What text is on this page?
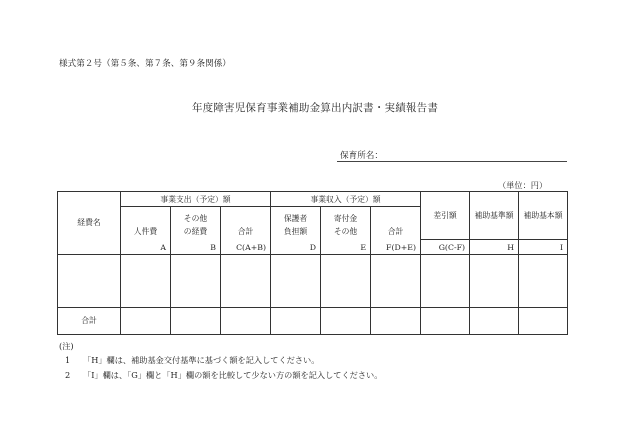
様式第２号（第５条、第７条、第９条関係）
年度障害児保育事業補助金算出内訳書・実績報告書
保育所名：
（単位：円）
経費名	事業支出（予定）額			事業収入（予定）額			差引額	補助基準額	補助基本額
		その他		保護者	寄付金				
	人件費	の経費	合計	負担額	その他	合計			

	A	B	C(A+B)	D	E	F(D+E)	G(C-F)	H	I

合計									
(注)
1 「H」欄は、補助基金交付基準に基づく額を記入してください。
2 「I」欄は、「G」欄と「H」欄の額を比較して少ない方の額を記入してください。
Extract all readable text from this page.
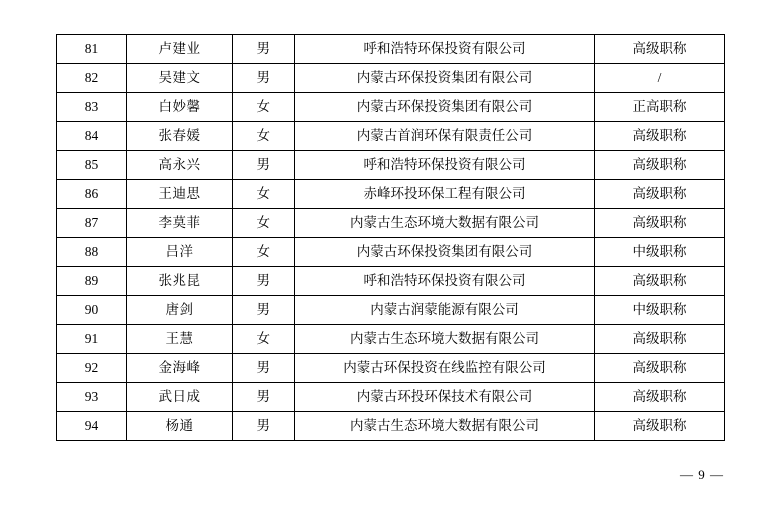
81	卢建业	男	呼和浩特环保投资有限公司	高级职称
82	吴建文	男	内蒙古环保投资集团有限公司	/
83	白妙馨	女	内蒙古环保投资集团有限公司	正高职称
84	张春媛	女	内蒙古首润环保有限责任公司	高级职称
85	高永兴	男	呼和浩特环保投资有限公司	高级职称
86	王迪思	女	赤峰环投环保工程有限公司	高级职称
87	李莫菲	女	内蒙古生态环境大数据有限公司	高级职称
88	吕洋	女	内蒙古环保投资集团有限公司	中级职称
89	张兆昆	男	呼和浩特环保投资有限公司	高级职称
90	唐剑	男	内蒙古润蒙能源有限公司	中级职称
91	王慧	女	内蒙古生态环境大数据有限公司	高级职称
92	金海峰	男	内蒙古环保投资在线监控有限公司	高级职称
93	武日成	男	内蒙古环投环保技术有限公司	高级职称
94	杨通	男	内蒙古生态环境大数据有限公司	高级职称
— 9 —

WRITTEN PROBLEM: From the entries above, select each line containing the string "this".

EXERCISE OUTPUT:
What text is on this page?
Extract all readable text from this page.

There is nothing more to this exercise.